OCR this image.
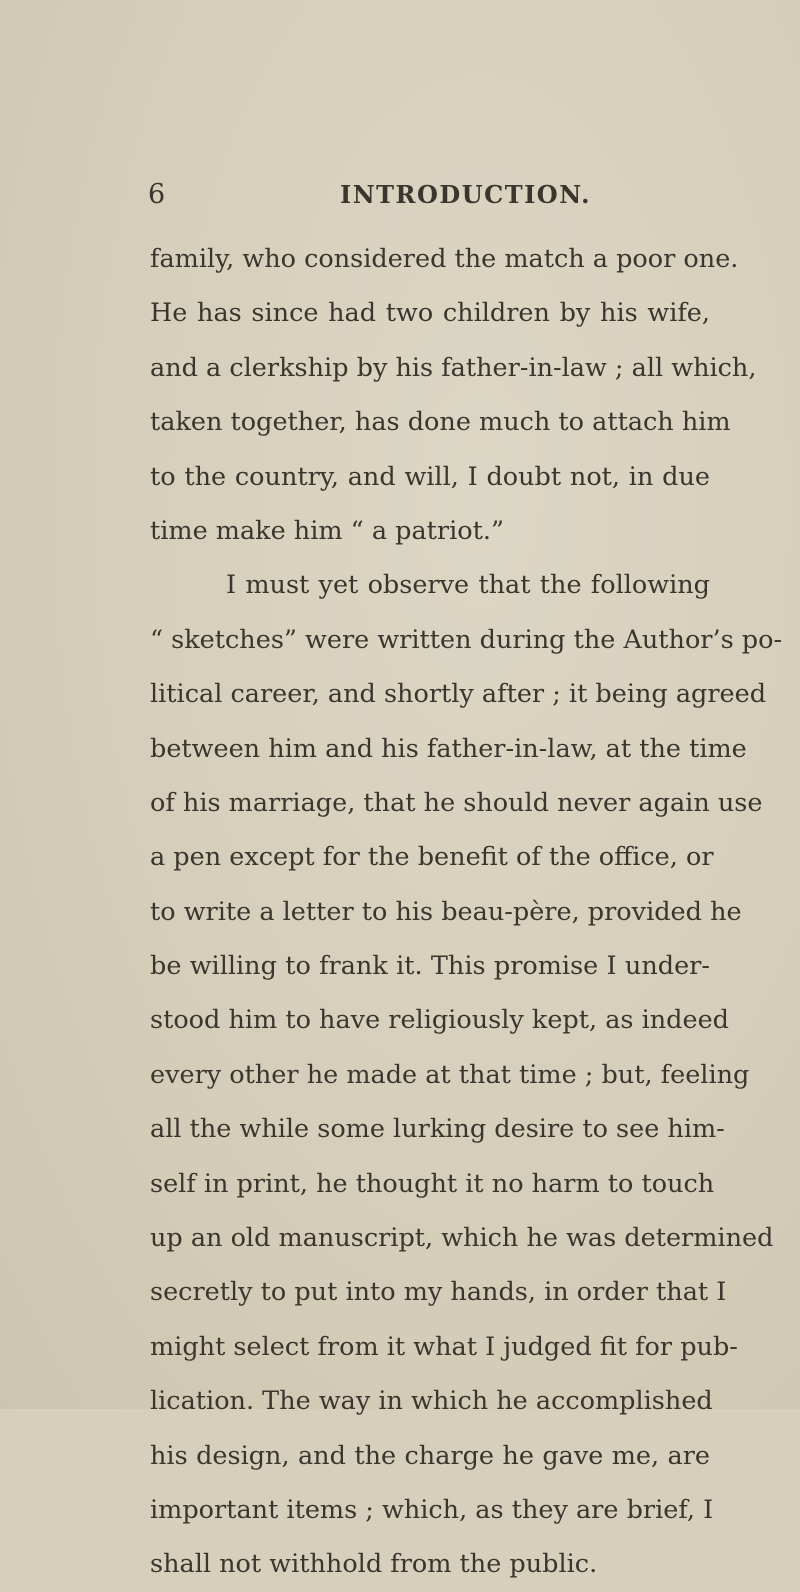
6	INTRODUCTION.
family, who considered the match a poor one.
He has since had two children by his wife,
and a clerkship by his father-in-law ; all which,
taken together, has done much to attach him
to the country, and will, I doubt not, in due
time make him “ a patriot.”
I must yet observe that the following
“ sketches” were written during the Author’s po-
litical career, and shortly after ; it being agreed
between him and his father-in-law, at the time
of his marriage, that he should never again use
a pen except for the benefit of the office, or
to write a letter to his beau-père, provided he
be willing to frank it. This promise I under-
stood him to have religiously kept, as indeed
every other he made at that time ; but, feeling
all the while some lurking desire to see him-
self in print, he thought it no harm to touch
up an old manuscript, which he was determined
secretly to put into my hands, in order that I
might select from it what I judged fit for pub-
lication. The way in which he accomplished
his design, and the charge he gave me, are
important items ; which, as they are brief, I
shall not withhold from the public.
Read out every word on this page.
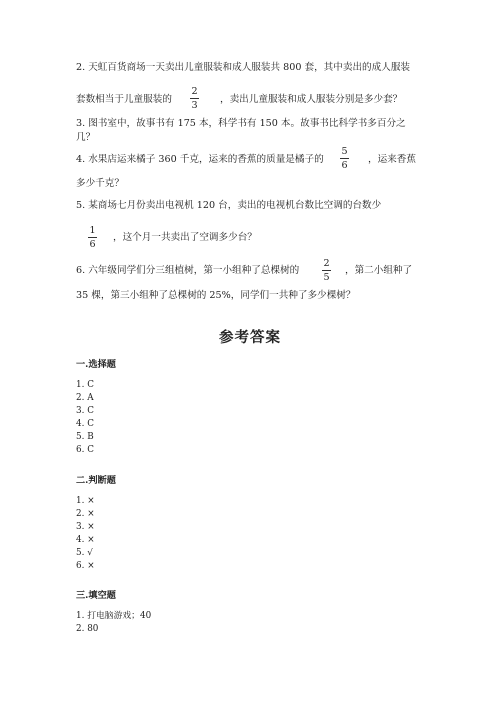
2. 天虹百货商场一天卖出儿童服装和成人服装共 800 套，其中卖出的成人服装
套数相当于儿童服装的
2
3
，卖出儿童服装和成人服装分别是多少套？
3. 图书室中，故事书有 175 本，科学书有 150 本。故事书比科学书多百分之
几？
4. 水果店运来橘子 360 千克，运来的香蕉的质量是橘子的
5
6
，运来香蕉
多少千克？
5. 某商场七月份卖出电视机 120 台，卖出的电视机台数比空调的台数少
1
6
，这个月一共卖出了空调多少台？
6. 六年级同学们分三组植树，第一小组种了总棵树的
2
5
，第二小组种了
35 棵，第三小组种了总棵树的 25%，同学们一共种了多少棵树？
参考答案
一.选择题
1. C
2. A
3. C
4. C
5. B
6. C
二.判断题
1. ×
2. ×
3. ×
4. ×
5. √
6. ×
三.填空题
1. 打电脑游戏；40
2. 80
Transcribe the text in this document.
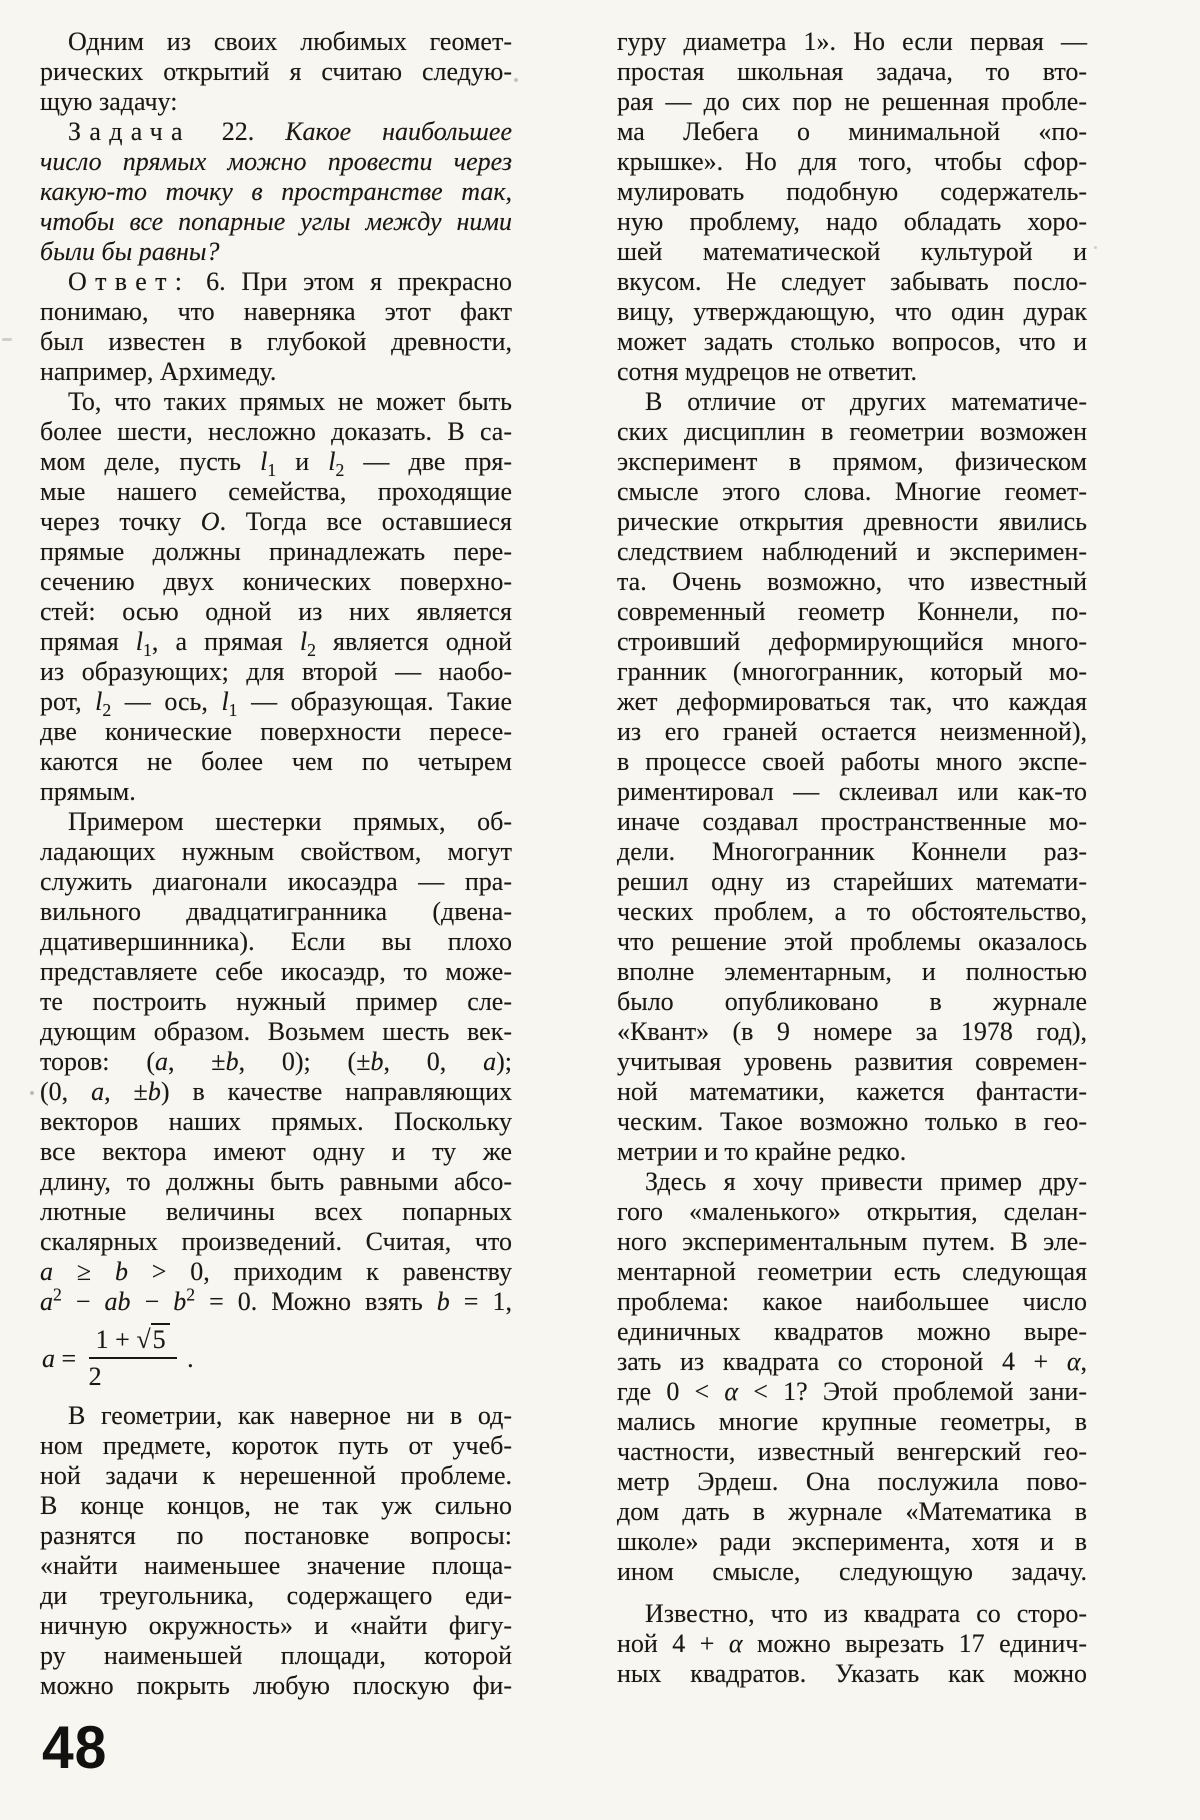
Одним из своих любимых геомет-
рических открытий я считаю следую-
щую задачу:
Задача 22. Какое наибольшее
число прямых можно провести через
какую-то точку в пространстве так,
чтобы все попарные углы между ними
были бы равны?
Ответ: 6. При этом я прекрасно
понимаю, что наверняка этот факт
был известен в глубокой древности,
например, Архимеду.
То, что таких прямых не может быть
более шести, несложно доказать. В са-
мом деле, пусть $l_1$ и $l_2$ — две пря-
мые нашего семейства, проходящие
через точку O. Тогда все оставшиеся
прямые должны принадлежать пере-
сечению двух конических поверхно-
стей: осью одной из них является
прямая $l_1$, а прямая $l_2$ является одной
из образующих; для второй — наобо-
рот, $l_2$ — ось, $l_1$ — образующая. Такие
две конические поверхности пересе-
каются не более чем по четырем
прямым.
Примером шестерки прямых, об-
ладающих нужным свойством, могут
служить диагонали икосаэдра — пра-
вильного двадцатигранника (двена-
дцативершинника). Если вы плохо
представляете себе икосаэдр, то може-
те построить нужный пример сле-
дующим образом. Возьмем шесть век-
торов: (a, ±b, 0); (±b, 0, a);
(0, a, ±b) в качестве направляющих
векторов наших прямых. Поскольку
все вектора имеют одну и ту же
длину, то должны быть равными абсо-
лютные величины всех попарных
скалярных произведений. Считая, что
a ≥ b > 0, приходим к равенству
$a^2$ − ab − $b^2 = 0$. Можно взять b = 1,
$a = \frac{1 + √5}{2}$ .
В геометрии, как наверное ни в од-
ном предмете, короток путь от учеб-
ной задачи к нерешенной проблеме.
В конце концов, не так уж сильно
разнятся по постановке вопросы:
«найти наименьшее значение площа-
ди треугольника, содержащего еди-
ничную окружность» и «найти фигу-
ру наименьшей площади, которой
можно покрыть любую плоскую фи-
гуру диаметра 1». Но если первая —
простая школьная задача, то вто-
рая — до сих пор не решенная пробле-
ма Лебега о минимальной «по-
крышке». Но для того, чтобы сфор-
мулировать подобную содержатель-
ную проблему, надо обладать хоро-
шей математической культурой и
вкусом. Не следует забывать посло-
вицу, утверждающую, что один дурак
может задать столько вопросов, что и
сотня мудрецов не ответит.
В отличие от других математиче-
ских дисциплин в геометрии возможен
эксперимент в прямом, физическом
смысле этого слова. Многие геомет-
рические открытия древности явились
следствием наблюдений и эксперимен-
та. Очень возможно, что известный
современный геометр Коннели, по-
строивший деформирующийся много-
гранник (многогранник, который мо-
жет деформироваться так, что каждая
из его граней остается неизменной),
в процессе своей работы много экспе-
риментировал — склеивал или как-то
иначе создавал пространственные мо-
дели. Многогранник Коннели раз-
решил одну из старейших математи-
ческих проблем, а то обстоятельство,
что решение этой проблемы оказалось
вполне элементарным, и полностью
было опубликовано в журнале
«Квант» (в 9 номере за 1978 год),
учитывая уровень развития современ-
ной математики, кажется фантасти-
ческим. Такое возможно только в гео-
метрии и то крайне редко.
Здесь я хочу привести пример дру-
гого «маленького» открытия, сделан-
ного экспериментальным путем. В эле-
ментарной геометрии есть следующая
проблема: какое наибольшее число
единичных квадратов можно выре-
зать из квадрата со стороной 4 + α,
где 0 < α < 1? Этой проблемой зани-
мались многие крупные геометры, в
частности, известный венгерский гео-
метр Эрдеш. Она послужила пово-
дом дать в журнале «Математика в
школе» ради эксперимента, хотя и в
ином смысле, следующую задачу.
Известно, что из квадрата со сторо-
ной 4 + α можно вырезать 17 единич-
ных квадратов. Указать как можно
48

◆ ◆ ◆

> _TASK REQUIREMENTS_: Transcribe every record above exactly as written, leaving out any pictures.

> _FINAL ANSWER_:
OCR this image.
6	INTRODUCTION.
family, who considered the match a poor one.
He has since had two children by his wife,
and a clerkship by his father-in-law ; all which,
taken together, has done much to attach him
to the country, and will, I doubt not, in due
time make him “ a patriot.”
I must yet observe that the following
“ sketches” were written during the Author’s po-
litical career, and shortly after ; it being agreed
between him and his father-in-law, at the time
of his marriage, that he should never again use
a pen except for the benefit of the office, or
to write a letter to his beau-père, provided he
be willing to frank it. This promise I under-
stood him to have religiously kept, as indeed
every other he made at that time ; but, feeling
all the while some lurking desire to see him-
self in print, he thought it no harm to touch
up an old manuscript, which he was determined
secretly to put into my hands, in order that I
might select from it what I judged fit for pub-
lication. The way in which he accomplished
his design, and the charge he gave me, are
important items ; which, as they are brief, I
shall not withhold from the public.
Read out every word on this page.
2. 天虹百货商场一天卖出儿童服装和成人服装共 800 套，其中卖出的成人服装
套数相当于儿童服装的
2
3
，卖出儿童服装和成人服装分别是多少套？
3. 图书室中，故事书有 175 本，科学书有 150 本。故事书比科学书多百分之
几？
4. 水果店运来橘子 360 千克，运来的香蕉的质量是橘子的
5
6
，运来香蕉
多少千克？
5. 某商场七月份卖出电视机 120 台，卖出的电视机台数比空调的台数少
1
6
，这个月一共卖出了空调多少台？
6. 六年级同学们分三组植树，第一小组种了总棵树的
2
5
，第二小组种了
35 棵，第三小组种了总棵树的 25%，同学们一共种了多少棵树？
参考答案
一.选择题
1. C
2. A
3. C
4. C
5. B
6. C
二.判断题
1. ×
2. ×
3. ×
4. ×
5. √
6. ×
三.填空题
1. 打电脑游戏；40
2. 80
Transcribe the text in this document.
Одним из своих любимых геомет-
рических открытий я считаю следую-
щую задачу:
Задача 22. Какое наибольшее
число прямых можно провести через
какую-то точку в пространстве так,
чтобы все попарные углы между ними
были бы равны?
Ответ: 6. При этом я прекрасно
понимаю, что наверняка этот факт
был известен в глубокой древности,
например, Архимеду.
То, что таких прямых не может быть
более шести, несложно доказать. В са-
мом деле, пусть $l_1$ и $l_2$ — две пря-
мые нашего семейства, проходящие
через точку O. Тогда все оставшиеся
прямые должны принадлежать пере-
сечению двух конических поверхно-
стей: осью одной из них является
прямая $l_1$, а прямая $l_2$ является одной
из образующих; для второй — наобо-
рот, $l_2$ — ось, $l_1$ — образующая. Такие
две конические поверхности пересе-
каются не более чем по четырем
прямым.
Примером шестерки прямых, об-
ладающих нужным свойством, могут
служить диагонали икосаэдра — пра-
вильного двадцатигранника (двена-
дцативершинника). Если вы плохо
представляете себе икосаэдр, то може-
те построить нужный пример сле-
дующим образом. Возьмем шесть век-
торов: (a, ±b, 0); (±b, 0, a);
(0, a, ±b) в качестве направляющих
векторов наших прямых. Поскольку
все вектора имеют одну и ту же
длину, то должны быть равными абсо-
лютные величины всех попарных
скалярных произведений. Считая, что
a ≥ b > 0, приходим к равенству
$a^2$ − ab − $b^2 = 0$. Можно взять b = 1,
$a = \frac{1 + √5}{2}$ .
В геометрии, как наверное ни в од-
ном предмете, короток путь от учеб-
ной задачи к нерешенной проблеме.
В конце концов, не так уж сильно
разнятся по постановке вопросы:
«найти наименьшее значение площа-
ди треугольника, содержащего еди-
ничную окружность» и «найти фигу-
ру наименьшей площади, которой
можно покрыть любую плоскую фи-
гуру диаметра 1». Но если первая —
простая школьная задача, то вто-
рая — до сих пор не решенная пробле-
ма Лебега о минимальной «по-
крышке». Но для того, чтобы сфор-
мулировать подобную содержатель-
ную проблему, надо обладать хоро-
шей математической культурой и
вкусом. Не следует забывать посло-
вицу, утверждающую, что один дурак
может задать столько вопросов, что и
сотня мудрецов не ответит.
В отличие от других математиче-
ских дисциплин в геометрии возможен
эксперимент в прямом, физическом
смысле этого слова. Многие геомет-
рические открытия древности явились
следствием наблюдений и эксперимен-
та. Очень возможно, что известный
современный геометр Коннели, по-
строивший деформирующийся много-
гранник (многогранник, который мо-
жет деформироваться так, что каждая
из его граней остается неизменной),
в процессе своей работы много экспе-
риментировал — склеивал или как-то
иначе создавал пространственные мо-
дели. Многогранник Коннели раз-
решил одну из старейших математи-
ческих проблем, а то обстоятельство,
что решение этой проблемы оказалось
вполне элементарным, и полностью
было опубликовано в журнале
«Квант» (в 9 номере за 1978 год),
учитывая уровень развития современ-
ной математики, кажется фантасти-
ческим. Такое возможно только в гео-
метрии и то крайне редко.
Здесь я хочу привести пример дру-
гого «маленького» открытия, сделан-
ного экспериментальным путем. В эле-
ментарной геометрии есть следующая
проблема: какое наибольшее число
единичных квадратов можно выре-
зать из квадрата со стороной 4 + α,
где 0 < α < 1? Этой проблемой зани-
мались многие крупные геометры, в
частности, известный венгерский гео-
метр Эрдеш. Она послужила пово-
дом дать в журнале «Математика в
школе» ради эксперимента, хотя и в
ином смысле, следующую задачу.
Известно, что из квадрата со сторо-
ной 4 + α можно вырезать 17 единич-
ных квадратов. Указать как можно
48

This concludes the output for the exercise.